-- BEGIN DATASET RECORDS --
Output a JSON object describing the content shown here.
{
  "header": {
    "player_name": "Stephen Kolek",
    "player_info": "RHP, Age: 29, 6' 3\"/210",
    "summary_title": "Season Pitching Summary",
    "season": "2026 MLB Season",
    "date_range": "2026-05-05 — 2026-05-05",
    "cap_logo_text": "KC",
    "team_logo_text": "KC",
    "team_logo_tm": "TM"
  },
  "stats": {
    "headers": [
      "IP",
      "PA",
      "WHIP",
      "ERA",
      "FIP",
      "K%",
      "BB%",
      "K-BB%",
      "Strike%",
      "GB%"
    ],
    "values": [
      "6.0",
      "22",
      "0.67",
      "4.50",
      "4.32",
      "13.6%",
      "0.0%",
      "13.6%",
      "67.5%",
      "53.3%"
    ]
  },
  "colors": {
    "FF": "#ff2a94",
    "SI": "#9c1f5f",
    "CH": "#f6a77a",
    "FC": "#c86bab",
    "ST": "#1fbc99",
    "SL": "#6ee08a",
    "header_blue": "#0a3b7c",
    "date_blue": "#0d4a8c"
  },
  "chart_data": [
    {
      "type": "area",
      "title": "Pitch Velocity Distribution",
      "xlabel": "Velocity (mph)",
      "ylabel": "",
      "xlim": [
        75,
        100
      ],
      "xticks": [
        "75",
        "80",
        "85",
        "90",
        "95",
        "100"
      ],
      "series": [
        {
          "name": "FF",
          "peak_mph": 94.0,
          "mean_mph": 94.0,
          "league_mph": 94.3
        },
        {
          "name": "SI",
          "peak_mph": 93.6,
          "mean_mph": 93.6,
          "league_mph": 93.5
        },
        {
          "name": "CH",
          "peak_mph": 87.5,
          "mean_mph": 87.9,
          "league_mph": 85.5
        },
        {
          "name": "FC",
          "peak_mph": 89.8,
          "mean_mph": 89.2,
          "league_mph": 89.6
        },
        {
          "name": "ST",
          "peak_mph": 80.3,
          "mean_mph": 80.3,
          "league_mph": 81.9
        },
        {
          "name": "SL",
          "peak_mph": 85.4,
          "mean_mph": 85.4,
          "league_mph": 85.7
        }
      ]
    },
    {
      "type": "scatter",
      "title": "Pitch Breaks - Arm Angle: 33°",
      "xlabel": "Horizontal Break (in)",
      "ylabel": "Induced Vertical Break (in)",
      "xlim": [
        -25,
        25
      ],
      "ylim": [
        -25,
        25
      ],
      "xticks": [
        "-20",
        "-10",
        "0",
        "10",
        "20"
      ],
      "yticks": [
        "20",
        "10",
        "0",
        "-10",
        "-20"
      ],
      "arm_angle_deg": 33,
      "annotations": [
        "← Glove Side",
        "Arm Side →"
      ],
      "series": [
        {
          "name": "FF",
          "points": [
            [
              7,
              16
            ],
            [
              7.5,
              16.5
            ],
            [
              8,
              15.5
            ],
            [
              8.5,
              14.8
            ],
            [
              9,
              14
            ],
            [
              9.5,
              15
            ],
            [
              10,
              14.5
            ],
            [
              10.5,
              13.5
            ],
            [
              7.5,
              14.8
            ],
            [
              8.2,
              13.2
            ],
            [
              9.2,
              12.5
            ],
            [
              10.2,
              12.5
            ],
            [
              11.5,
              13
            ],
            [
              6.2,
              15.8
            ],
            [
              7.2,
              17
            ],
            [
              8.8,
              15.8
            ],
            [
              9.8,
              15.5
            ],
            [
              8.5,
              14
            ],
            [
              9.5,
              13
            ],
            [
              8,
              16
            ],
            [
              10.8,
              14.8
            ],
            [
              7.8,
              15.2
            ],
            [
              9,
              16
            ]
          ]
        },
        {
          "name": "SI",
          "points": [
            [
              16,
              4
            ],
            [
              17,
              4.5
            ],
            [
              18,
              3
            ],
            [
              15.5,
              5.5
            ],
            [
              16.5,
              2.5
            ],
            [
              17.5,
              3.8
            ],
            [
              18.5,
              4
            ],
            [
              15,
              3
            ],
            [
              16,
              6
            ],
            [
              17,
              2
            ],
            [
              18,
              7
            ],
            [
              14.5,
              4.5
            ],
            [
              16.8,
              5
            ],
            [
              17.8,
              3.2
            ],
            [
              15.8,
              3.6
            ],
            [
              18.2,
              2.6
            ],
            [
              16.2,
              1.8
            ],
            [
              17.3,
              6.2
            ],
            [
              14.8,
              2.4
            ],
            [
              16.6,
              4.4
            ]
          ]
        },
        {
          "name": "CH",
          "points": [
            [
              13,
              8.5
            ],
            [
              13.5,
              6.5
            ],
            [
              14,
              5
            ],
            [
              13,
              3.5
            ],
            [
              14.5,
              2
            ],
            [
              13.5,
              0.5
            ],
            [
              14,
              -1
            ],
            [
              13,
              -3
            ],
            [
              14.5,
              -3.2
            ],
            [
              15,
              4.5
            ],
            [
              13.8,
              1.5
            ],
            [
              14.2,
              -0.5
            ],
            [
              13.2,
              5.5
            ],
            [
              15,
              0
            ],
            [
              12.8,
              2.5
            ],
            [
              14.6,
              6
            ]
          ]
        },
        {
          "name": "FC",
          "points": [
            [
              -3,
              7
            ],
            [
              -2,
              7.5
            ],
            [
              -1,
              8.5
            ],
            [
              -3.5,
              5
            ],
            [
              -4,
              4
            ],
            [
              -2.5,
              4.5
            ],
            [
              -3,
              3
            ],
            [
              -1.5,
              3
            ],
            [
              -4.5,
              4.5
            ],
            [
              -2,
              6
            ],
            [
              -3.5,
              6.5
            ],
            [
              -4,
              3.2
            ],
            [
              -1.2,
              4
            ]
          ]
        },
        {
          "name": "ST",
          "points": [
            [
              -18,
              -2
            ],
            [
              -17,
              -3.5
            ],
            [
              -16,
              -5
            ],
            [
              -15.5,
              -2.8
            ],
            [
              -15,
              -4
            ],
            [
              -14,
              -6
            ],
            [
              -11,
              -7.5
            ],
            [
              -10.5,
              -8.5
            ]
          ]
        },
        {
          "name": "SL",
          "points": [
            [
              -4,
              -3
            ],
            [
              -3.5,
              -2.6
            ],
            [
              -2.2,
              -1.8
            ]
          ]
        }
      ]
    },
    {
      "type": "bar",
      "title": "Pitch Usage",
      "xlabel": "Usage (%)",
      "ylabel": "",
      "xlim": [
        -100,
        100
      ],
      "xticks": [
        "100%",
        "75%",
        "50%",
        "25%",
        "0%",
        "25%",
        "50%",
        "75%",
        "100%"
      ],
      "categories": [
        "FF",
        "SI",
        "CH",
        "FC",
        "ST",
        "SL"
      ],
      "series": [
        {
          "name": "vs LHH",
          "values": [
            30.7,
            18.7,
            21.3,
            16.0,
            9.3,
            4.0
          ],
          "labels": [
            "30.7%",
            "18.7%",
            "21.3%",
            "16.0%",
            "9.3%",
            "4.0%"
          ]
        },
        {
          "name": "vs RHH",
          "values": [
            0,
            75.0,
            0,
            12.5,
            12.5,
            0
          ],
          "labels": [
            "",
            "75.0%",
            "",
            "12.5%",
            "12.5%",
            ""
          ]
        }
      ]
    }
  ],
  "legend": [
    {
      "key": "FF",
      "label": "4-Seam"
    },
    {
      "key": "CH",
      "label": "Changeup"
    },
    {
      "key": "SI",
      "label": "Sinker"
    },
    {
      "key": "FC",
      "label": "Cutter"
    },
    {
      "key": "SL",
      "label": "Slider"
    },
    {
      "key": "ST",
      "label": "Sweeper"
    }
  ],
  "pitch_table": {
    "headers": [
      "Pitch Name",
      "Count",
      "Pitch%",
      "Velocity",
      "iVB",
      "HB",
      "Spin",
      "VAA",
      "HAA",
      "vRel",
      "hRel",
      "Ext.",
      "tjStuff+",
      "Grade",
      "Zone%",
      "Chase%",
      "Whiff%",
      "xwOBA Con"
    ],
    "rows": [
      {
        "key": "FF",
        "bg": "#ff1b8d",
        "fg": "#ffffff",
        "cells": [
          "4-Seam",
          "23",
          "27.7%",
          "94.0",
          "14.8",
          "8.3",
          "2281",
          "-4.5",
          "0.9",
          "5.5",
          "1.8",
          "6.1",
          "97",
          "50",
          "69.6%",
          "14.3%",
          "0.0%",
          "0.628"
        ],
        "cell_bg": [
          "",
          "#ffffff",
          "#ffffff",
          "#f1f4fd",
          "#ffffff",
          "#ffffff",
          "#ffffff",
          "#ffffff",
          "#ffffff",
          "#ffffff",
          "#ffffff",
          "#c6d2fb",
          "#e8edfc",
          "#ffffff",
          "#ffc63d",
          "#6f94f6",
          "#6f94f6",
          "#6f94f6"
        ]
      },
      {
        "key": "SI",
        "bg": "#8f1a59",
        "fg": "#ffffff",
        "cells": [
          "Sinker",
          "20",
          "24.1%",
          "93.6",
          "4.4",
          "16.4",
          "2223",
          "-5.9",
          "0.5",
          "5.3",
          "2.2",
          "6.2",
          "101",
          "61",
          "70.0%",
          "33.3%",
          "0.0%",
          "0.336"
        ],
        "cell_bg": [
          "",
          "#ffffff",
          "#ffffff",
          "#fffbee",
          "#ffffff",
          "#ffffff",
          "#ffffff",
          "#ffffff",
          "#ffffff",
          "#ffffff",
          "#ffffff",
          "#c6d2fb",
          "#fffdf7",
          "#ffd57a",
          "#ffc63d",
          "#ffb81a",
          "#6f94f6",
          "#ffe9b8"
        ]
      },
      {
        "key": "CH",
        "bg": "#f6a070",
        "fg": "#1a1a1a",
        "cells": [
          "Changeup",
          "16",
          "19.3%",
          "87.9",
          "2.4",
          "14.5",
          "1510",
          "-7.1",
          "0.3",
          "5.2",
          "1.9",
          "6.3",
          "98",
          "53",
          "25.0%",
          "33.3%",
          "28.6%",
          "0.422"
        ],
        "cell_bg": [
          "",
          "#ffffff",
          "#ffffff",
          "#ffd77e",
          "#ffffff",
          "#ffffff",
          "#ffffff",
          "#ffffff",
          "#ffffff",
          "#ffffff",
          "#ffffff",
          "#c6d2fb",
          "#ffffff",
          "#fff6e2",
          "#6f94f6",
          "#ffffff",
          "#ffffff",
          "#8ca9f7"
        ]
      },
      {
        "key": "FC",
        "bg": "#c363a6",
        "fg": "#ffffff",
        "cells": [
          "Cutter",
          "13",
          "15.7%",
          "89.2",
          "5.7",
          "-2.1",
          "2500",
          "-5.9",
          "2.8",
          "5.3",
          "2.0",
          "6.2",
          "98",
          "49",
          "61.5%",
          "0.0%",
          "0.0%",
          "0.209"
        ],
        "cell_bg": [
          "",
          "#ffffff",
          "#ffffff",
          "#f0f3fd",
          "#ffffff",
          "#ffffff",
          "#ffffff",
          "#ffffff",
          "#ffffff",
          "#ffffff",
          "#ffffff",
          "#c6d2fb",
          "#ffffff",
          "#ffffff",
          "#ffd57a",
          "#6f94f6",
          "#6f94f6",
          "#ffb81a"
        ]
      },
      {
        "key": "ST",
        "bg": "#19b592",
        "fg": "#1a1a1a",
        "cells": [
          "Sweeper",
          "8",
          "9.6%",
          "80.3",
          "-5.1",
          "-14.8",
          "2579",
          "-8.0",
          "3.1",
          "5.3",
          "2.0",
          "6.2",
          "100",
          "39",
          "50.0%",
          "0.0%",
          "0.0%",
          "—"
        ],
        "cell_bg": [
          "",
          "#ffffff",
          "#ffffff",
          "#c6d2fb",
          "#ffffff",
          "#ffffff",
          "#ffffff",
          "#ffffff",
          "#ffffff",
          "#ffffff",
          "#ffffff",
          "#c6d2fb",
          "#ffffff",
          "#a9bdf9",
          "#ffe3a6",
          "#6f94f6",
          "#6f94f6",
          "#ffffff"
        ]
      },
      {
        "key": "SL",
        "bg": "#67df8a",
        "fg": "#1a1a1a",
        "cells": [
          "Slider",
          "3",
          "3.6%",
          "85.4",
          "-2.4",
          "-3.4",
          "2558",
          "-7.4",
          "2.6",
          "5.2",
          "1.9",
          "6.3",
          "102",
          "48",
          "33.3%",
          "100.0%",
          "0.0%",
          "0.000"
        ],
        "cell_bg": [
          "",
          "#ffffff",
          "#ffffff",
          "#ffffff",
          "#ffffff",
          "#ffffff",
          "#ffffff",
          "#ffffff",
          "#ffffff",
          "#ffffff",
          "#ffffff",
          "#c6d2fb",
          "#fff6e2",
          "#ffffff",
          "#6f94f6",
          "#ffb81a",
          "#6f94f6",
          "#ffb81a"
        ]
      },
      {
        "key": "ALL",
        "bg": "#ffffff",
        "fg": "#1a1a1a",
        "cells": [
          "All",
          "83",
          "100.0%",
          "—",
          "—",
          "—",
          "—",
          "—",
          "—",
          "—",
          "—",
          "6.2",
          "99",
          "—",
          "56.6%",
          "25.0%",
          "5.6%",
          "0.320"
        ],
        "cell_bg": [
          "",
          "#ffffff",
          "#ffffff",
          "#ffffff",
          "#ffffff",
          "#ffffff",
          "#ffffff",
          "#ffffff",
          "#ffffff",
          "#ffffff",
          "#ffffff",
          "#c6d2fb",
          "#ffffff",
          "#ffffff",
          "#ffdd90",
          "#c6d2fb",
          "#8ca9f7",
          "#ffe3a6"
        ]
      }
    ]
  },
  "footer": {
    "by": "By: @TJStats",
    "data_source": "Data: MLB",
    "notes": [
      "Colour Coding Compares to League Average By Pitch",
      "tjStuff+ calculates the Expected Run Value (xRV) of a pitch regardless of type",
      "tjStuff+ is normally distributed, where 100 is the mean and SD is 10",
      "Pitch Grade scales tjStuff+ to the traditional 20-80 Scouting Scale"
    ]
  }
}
-- END DATASET RECORDS --
* _STATED PROBLEM_
Copy out every line where the word "xlabel" occurs.

* _COMPLETE ANSWER_
      "xlabel": "Velocity (mph)",
      "xlabel": "Horizontal Break (in)",
      "xlabel": "Usage (%)",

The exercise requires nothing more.